Segment Start: INPUT RECORDS

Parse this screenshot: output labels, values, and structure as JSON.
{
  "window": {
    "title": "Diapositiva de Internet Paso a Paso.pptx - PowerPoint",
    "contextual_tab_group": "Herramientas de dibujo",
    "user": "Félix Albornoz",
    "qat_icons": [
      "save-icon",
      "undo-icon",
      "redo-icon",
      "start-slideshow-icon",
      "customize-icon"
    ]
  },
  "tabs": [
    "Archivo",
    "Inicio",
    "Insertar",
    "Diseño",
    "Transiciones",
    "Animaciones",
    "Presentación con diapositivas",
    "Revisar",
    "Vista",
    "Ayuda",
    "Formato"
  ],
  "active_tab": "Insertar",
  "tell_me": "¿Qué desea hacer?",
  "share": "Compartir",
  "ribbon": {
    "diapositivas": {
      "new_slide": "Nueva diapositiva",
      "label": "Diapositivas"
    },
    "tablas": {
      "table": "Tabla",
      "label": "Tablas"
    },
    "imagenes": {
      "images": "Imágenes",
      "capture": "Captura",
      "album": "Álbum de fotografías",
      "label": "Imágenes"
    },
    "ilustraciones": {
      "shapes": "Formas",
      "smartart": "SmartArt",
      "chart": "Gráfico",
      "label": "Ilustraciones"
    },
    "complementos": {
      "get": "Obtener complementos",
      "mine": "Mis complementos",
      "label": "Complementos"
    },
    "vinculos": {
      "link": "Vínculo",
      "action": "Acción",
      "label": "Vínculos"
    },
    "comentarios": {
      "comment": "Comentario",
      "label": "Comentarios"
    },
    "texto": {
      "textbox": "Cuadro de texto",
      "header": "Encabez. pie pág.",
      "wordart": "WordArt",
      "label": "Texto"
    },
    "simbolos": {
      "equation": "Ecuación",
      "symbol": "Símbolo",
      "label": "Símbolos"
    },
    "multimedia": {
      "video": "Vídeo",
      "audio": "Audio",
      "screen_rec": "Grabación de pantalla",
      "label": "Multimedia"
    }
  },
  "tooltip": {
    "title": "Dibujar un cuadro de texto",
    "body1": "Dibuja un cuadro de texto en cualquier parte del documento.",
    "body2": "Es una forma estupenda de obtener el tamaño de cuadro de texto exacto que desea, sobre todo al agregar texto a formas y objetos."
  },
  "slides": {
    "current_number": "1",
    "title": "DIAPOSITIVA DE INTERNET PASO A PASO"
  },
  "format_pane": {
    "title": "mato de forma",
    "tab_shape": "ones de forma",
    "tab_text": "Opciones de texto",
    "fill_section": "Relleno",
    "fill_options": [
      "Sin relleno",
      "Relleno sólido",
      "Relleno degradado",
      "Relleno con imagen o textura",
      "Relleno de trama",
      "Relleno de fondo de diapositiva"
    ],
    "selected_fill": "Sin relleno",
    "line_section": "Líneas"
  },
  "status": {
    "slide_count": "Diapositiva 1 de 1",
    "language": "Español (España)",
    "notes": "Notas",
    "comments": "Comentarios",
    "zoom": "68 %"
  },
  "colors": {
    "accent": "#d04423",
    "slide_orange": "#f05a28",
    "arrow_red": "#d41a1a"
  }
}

Segment End: INPUT RECORDS

Each line of the data above needs to be returned exactly.

Parse this screenshot: output labels, values, and structure as JSON.
{
  "window": {
    "title": "Diapositiva de Internet Paso a Paso.pptx - PowerPoint",
    "contextual_tab_group": "Herramientas de dibujo",
    "user": "Félix Albornoz",
    "qat_icons": [
      "save-icon",
      "undo-icon",
      "redo-icon",
      "start-slideshow-icon",
      "customize-icon"
    ]
  },
  "tabs": [
    "Archivo",
    "Inicio",
    "Insertar",
    "Diseño",
    "Transiciones",
    "Animaciones",
    "Presentación con diapositivas",
    "Revisar",
    "Vista",
    "Ayuda",
    "Formato"
  ],
  "active_tab": "Insertar",
  "tell_me": "¿Qué desea hacer?",
  "share": "Compartir",
  "ribbon": {
    "diapositivas": {
      "new_slide": "Nueva diapositiva",
      "label": "Diapositivas"
    },
    "tablas": {
      "table": "Tabla",
      "label": "Tablas"
    },
    "imagenes": {
      "images": "Imágenes",
      "capture": "Captura",
      "album": "Álbum de fotografías",
      "label": "Imágenes"
    },
    "ilustraciones": {
      "shapes": "Formas",
      "smartart": "SmartArt",
      "chart": "Gráfico",
      "label": "Ilustraciones"
    },
    "complementos": {
      "get": "Obtener complementos",
      "mine": "Mis complementos",
      "label": "Complementos"
    },
    "vinculos": {
      "link": "Vínculo",
      "action": "Acción",
      "label": "Vínculos"
    },
    "comentarios": {
      "comment": "Comentario",
      "label": "Comentarios"
    },
    "texto": {
      "textbox": "Cuadro de texto",
      "header": "Encabez. pie pág.",
      "wordart": "WordArt",
      "label": "Texto"
    },
    "simbolos": {
      "equation": "Ecuación",
      "symbol": "Símbolo",
      "label": "Símbolos"
    },
    "multimedia": {
      "video": "Vídeo",
      "audio": "Audio",
      "screen_rec": "Grabación de pantalla",
      "label": "Multimedia"
    }
  },
  "tooltip": {
    "title": "Dibujar un cuadro de texto",
    "body1": "Dibuja un cuadro de texto en cualquier parte del documento.",
    "body2": "Es una forma estupenda de obtener el tamaño de cuadro de texto exacto que desea, sobre todo al agregar texto a formas y objetos."
  },
  "slides": {
    "current_number": "1",
    "title": "DIAPOSITIVA DE INTERNET PASO A PASO"
  },
  "format_pane": {
    "title": "mato de forma",
    "tab_shape": "ones de forma",
    "tab_text": "Opciones de texto",
    "fill_section": "Relleno",
    "fill_options": [
      "Sin relleno",
      "Relleno sólido",
      "Relleno degradado",
      "Relleno con imagen o textura",
      "Relleno de trama",
      "Relleno de fondo de diapositiva"
    ],
    "selected_fill": "Sin relleno",
    "line_section": "Líneas"
  },
  "status": {
    "slide_count": "Diapositiva 1 de 1",
    "language": "Español (España)",
    "notes": "Notas",
    "comments": "Comentarios",
    "zoom": "68 %"
  },
  "colors": {
    "accent": "#d04423",
    "slide_orange": "#f05a28",
    "arrow_red": "#d41a1a"
  }
}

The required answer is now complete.